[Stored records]
>> begin
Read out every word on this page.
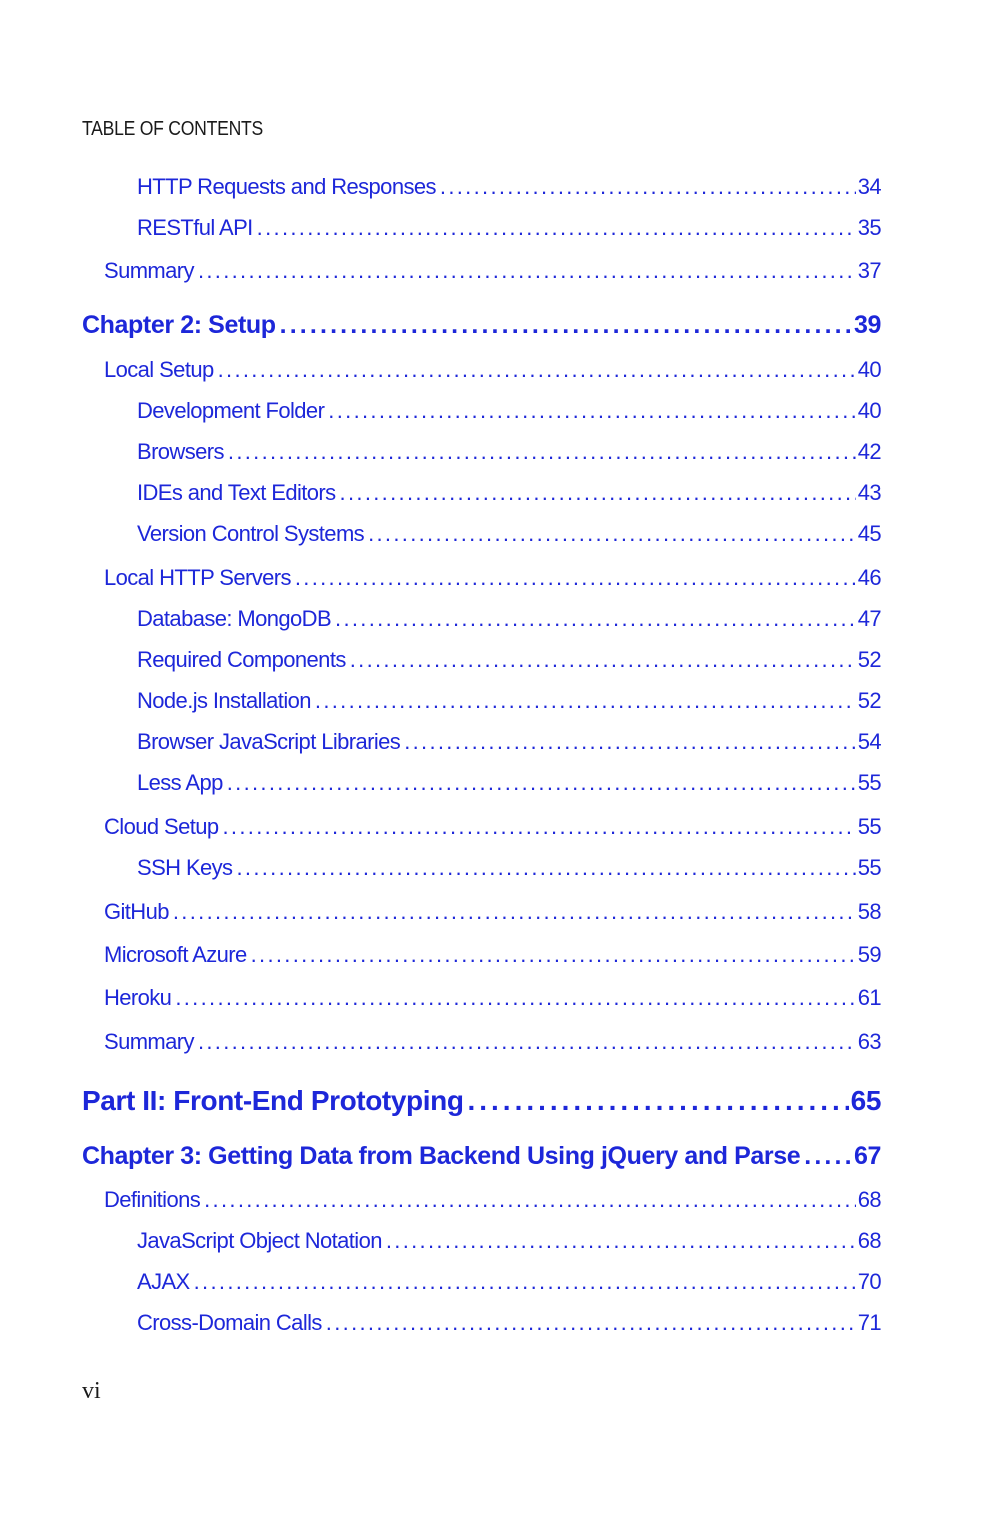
TABLE OF CONTENTS
HTTP Requests and Responses . . .	34
RESTful API . . .	35
Summary . . .	37
Chapter 2: Setup . . .	39
Local Setup . . .	40
Development Folder . . .	40
Browsers . . .	42
IDEs and Text Editors . . .	43
Version Control Systems . . .	45
Local HTTP Servers . . .	46
Database: MongoDB . . .	47
Required Components . . .	52
Node.js Installation . . .	52
Browser JavaScript Libraries . . .	54
Less App . . .	55
Cloud Setup . . .	55
SSH Keys . . .	55
GitHub . . .	58
Microsoft Azure . . .	59
Heroku . . .	61
Summary . . .	63
Part II: Front-End Prototyping . . .	65
Chapter 3: Getting Data from Backend Using jQuery and Parse . . . 67
Definitions . . .	68
JavaScript Object Notation . . .	68
AJAX . . .	70
Cross-Domain Calls . . .	71
vi
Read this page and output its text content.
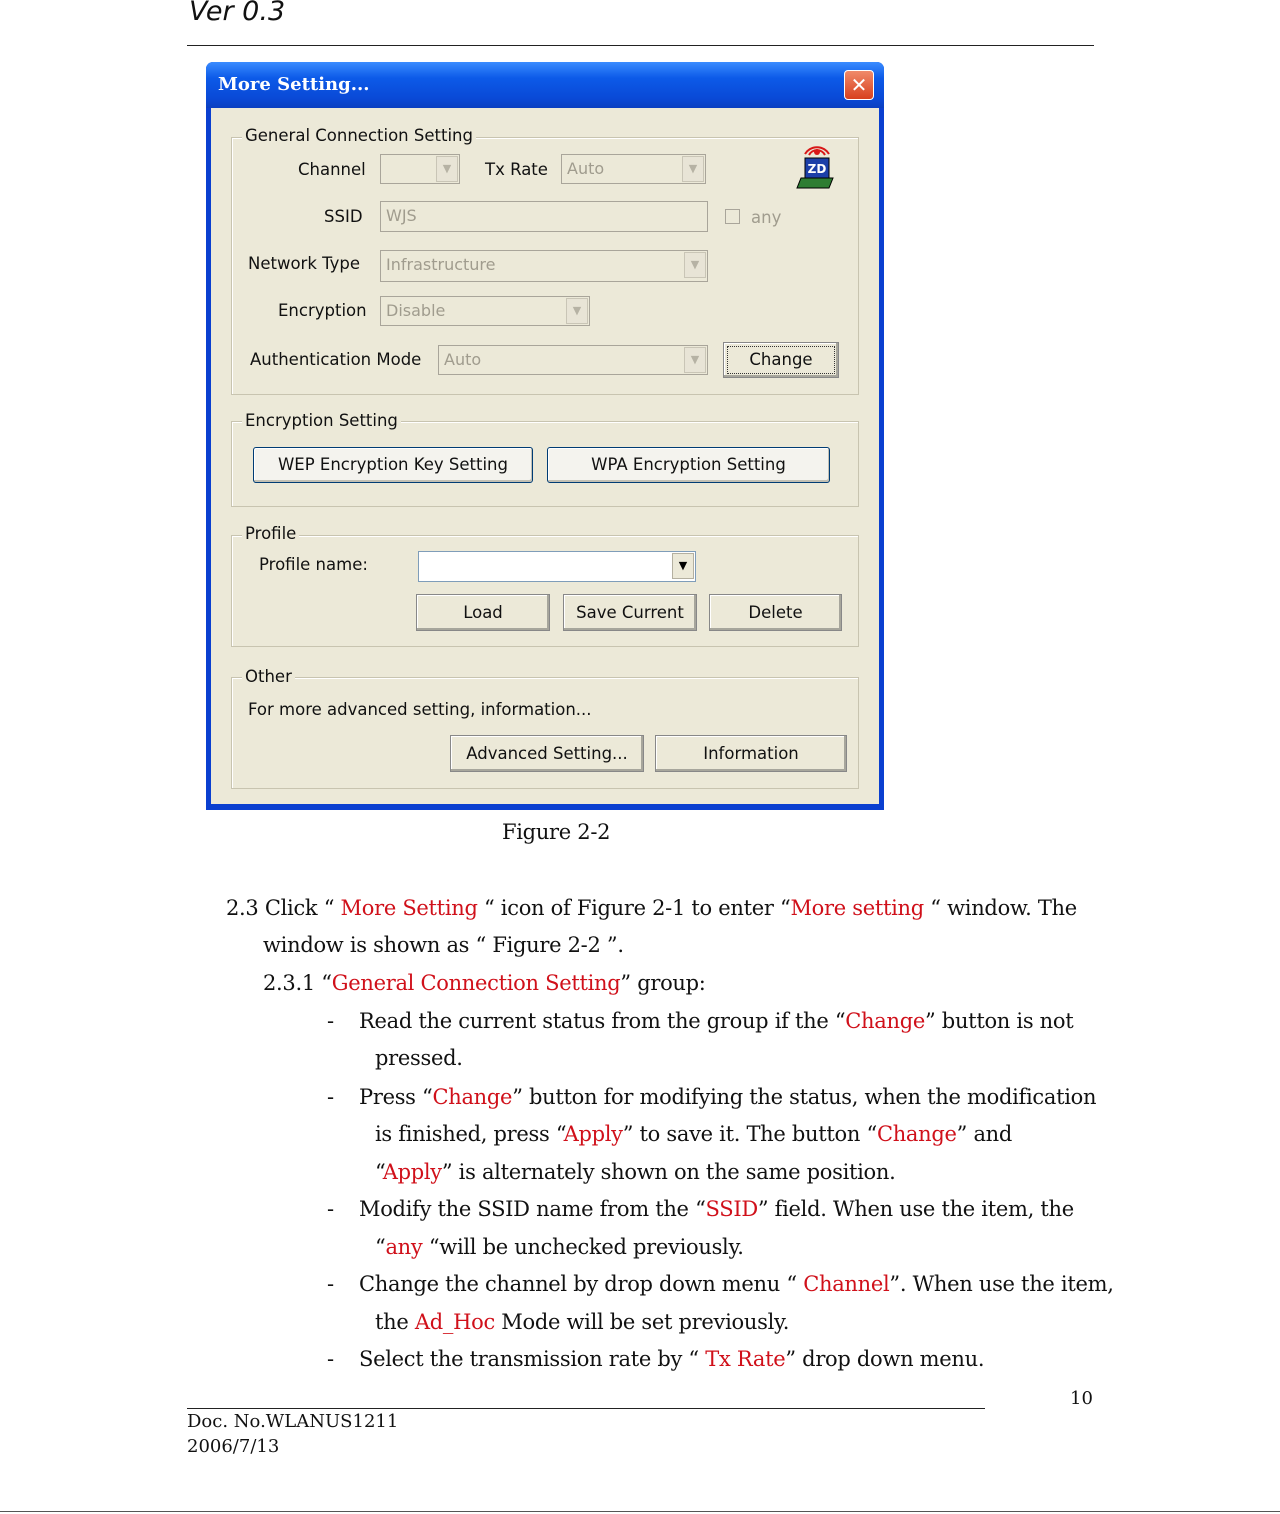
Ver 0.3
More Setting...	✕
General Connection Setting
Channel	▼	Tx Rate	Auto	▼	ZD
SSID	WJS	any
Network Type	Infrastructure	▼
Encryption	Disable	▼
Authentication Mode	Auto	▼	Change
Encryption Setting
WEP Encryption Key Setting	WPA Encryption Setting
Profile
Profile name:	▼
Load	Save Current	Delete
Other
For more advanced setting, information...
Advanced Setting...	Information
Figure 2-2
2.3 Click “ More Setting “ icon of Figure 2-1 to enter “More setting “ window. The
window is shown as “ Figure 2-2 ”.
2.3.1 “General Connection Setting” group:
- Read the current status from the group if the “Change” button is not
pressed.
- Press “Change” button for modifying the status, when the modification
is finished, press “Apply” to save it. The button “Change” and
“Apply” is alternately shown on the same position.
- Modify the SSID name from the “SSID” field. When use the item, the
“any “will be unchecked previously.
- Change the channel by drop down menu “ Channel”. When use the item,
the Ad_Hoc Mode will be set previously.
- Select the transmission rate by “ Tx Rate” drop down menu.
10
Doc. No.WLANUS1211
2006/7/13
>> end
§ **The task**
Restate the listing above word for word, and skip the pictures.

§ **Expected answer**
Read out every word on this page.
TABLE OF CONTENTS
HTTP Requests and Responses . . .	34
RESTful API . . .	35
Summary . . .	37
Chapter 2: Setup . . .	39
Local Setup . . .	40
Development Folder . . .	40
Browsers . . .	42
IDEs and Text Editors . . .	43
Version Control Systems . . .	45
Local HTTP Servers . . .	46
Database: MongoDB . . .	47
Required Components . . .	52
Node.js Installation . . .	52
Browser JavaScript Libraries . . .	54
Less App . . .	55
Cloud Setup . . .	55
SSH Keys . . .	55
GitHub . . .	58
Microsoft Azure . . .	59
Heroku . . .	61
Summary . . .	63
Part II: Front-End Prototyping . . .	65
Chapter 3: Getting Data from Backend Using jQuery and Parse . . . 67
Definitions . . .	68
JavaScript Object Notation . . .	68
AJAX . . .	70
Cross-Domain Calls . . .	71
vi
Read this page and output its text content.
Ver 0.3
More Setting...	✕
General Connection Setting
Channel	▼	Tx Rate	Auto	▼	ZD
SSID	WJS	any
Network Type	Infrastructure	▼
Encryption	Disable	▼
Authentication Mode	Auto	▼	Change
Encryption Setting
WEP Encryption Key Setting	WPA Encryption Setting
Profile
Profile name:	▼
Load	Save Current	Delete
Other
For more advanced setting, information...
Advanced Setting...	Information
Figure 2-2
2.3 Click “ More Setting “ icon of Figure 2-1 to enter “More setting “ window. The
window is shown as “ Figure 2-2 ”.
2.3.1 “General Connection Setting” group:
- Read the current status from the group if the “Change” button is not
pressed.
- Press “Change” button for modifying the status, when the modification
is finished, press “Apply” to save it. The button “Change” and
“Apply” is alternately shown on the same position.
- Modify the SSID name from the “SSID” field. When use the item, the
“any “will be unchecked previously.
- Change the channel by drop down menu “ Channel”. When use the item,
the Ad_Hoc Mode will be set previously.
- Select the transmission rate by “ Tx Rate” drop down menu.
10
Doc. No.WLANUS1211
2006/7/13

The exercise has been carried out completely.